begin STORED RECORDS

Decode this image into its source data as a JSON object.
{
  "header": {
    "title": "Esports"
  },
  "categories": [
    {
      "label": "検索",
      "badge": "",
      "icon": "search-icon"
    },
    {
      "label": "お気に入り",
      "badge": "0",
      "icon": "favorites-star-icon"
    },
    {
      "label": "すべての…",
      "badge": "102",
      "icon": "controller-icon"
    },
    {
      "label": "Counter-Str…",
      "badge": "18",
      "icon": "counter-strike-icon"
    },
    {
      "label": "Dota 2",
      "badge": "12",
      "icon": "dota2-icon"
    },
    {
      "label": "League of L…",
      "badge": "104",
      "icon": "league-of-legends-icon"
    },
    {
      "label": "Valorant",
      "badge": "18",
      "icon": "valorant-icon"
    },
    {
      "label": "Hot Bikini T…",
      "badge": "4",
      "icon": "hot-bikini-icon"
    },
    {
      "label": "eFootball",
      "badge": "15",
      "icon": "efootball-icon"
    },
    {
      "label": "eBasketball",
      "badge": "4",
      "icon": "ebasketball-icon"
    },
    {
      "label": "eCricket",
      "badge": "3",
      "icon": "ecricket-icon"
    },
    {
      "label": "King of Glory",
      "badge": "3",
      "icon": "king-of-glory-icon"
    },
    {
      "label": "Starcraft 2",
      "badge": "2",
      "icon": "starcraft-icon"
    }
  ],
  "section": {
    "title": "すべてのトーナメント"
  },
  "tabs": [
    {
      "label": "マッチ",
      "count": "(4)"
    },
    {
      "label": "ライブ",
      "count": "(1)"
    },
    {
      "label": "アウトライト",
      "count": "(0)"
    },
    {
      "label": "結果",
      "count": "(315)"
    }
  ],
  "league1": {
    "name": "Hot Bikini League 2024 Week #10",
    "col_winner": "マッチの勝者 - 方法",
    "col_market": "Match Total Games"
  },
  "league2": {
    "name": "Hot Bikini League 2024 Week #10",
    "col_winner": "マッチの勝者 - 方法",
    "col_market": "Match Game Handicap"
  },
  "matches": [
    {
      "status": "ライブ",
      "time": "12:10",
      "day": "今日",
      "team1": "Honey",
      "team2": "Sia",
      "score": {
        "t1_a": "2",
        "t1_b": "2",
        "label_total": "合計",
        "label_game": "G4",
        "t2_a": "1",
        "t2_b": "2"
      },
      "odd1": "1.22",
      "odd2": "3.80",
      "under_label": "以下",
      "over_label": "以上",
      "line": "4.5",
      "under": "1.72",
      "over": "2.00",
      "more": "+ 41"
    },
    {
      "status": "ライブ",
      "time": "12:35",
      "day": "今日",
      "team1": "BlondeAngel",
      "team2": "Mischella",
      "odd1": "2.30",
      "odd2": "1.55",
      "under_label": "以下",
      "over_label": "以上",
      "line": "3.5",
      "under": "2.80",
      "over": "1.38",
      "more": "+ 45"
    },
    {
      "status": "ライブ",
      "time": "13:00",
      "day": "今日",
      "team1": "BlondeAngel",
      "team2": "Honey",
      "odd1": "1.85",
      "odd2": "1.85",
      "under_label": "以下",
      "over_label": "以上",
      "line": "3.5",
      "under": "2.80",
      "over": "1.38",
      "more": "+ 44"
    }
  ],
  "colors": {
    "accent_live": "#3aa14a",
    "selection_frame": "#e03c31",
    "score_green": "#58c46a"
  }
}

end STORED RECORDS

§ **WORK TO BE COMPLETED**: Quote every record above exactly.

§ **COMPLETED TASK**:
Decode this image into its source data as a JSON object.
{
  "header": {
    "title": "Esports"
  },
  "categories": [
    {
      "label": "検索",
      "badge": "",
      "icon": "search-icon"
    },
    {
      "label": "お気に入り",
      "badge": "0",
      "icon": "favorites-star-icon"
    },
    {
      "label": "すべての…",
      "badge": "102",
      "icon": "controller-icon"
    },
    {
      "label": "Counter-Str…",
      "badge": "18",
      "icon": "counter-strike-icon"
    },
    {
      "label": "Dota 2",
      "badge": "12",
      "icon": "dota2-icon"
    },
    {
      "label": "League of L…",
      "badge": "104",
      "icon": "league-of-legends-icon"
    },
    {
      "label": "Valorant",
      "badge": "18",
      "icon": "valorant-icon"
    },
    {
      "label": "Hot Bikini T…",
      "badge": "4",
      "icon": "hot-bikini-icon"
    },
    {
      "label": "eFootball",
      "badge": "15",
      "icon": "efootball-icon"
    },
    {
      "label": "eBasketball",
      "badge": "4",
      "icon": "ebasketball-icon"
    },
    {
      "label": "eCricket",
      "badge": "3",
      "icon": "ecricket-icon"
    },
    {
      "label": "King of Glory",
      "badge": "3",
      "icon": "king-of-glory-icon"
    },
    {
      "label": "Starcraft 2",
      "badge": "2",
      "icon": "starcraft-icon"
    }
  ],
  "section": {
    "title": "すべてのトーナメント"
  },
  "tabs": [
    {
      "label": "マッチ",
      "count": "(4)"
    },
    {
      "label": "ライブ",
      "count": "(1)"
    },
    {
      "label": "アウトライト",
      "count": "(0)"
    },
    {
      "label": "結果",
      "count": "(315)"
    }
  ],
  "league1": {
    "name": "Hot Bikini League 2024 Week #10",
    "col_winner": "マッチの勝者 - 方法",
    "col_market": "Match Total Games"
  },
  "league2": {
    "name": "Hot Bikini League 2024 Week #10",
    "col_winner": "マッチの勝者 - 方法",
    "col_market": "Match Game Handicap"
  },
  "matches": [
    {
      "status": "ライブ",
      "time": "12:10",
      "day": "今日",
      "team1": "Honey",
      "team2": "Sia",
      "score": {
        "t1_a": "2",
        "t1_b": "2",
        "label_total": "合計",
        "label_game": "G4",
        "t2_a": "1",
        "t2_b": "2"
      },
      "odd1": "1.22",
      "odd2": "3.80",
      "under_label": "以下",
      "over_label": "以上",
      "line": "4.5",
      "under": "1.72",
      "over": "2.00",
      "more": "+ 41"
    },
    {
      "status": "ライブ",
      "time": "12:35",
      "day": "今日",
      "team1": "BlondeAngel",
      "team2": "Mischella",
      "odd1": "2.30",
      "odd2": "1.55",
      "under_label": "以下",
      "over_label": "以上",
      "line": "3.5",
      "under": "2.80",
      "over": "1.38",
      "more": "+ 45"
    },
    {
      "status": "ライブ",
      "time": "13:00",
      "day": "今日",
      "team1": "BlondeAngel",
      "team2": "Honey",
      "odd1": "1.85",
      "odd2": "1.85",
      "under_label": "以下",
      "over_label": "以上",
      "line": "3.5",
      "under": "2.80",
      "over": "1.38",
      "more": "+ 44"
    }
  ],
  "colors": {
    "accent_live": "#3aa14a",
    "selection_frame": "#e03c31",
    "score_green": "#58c46a"
  }
}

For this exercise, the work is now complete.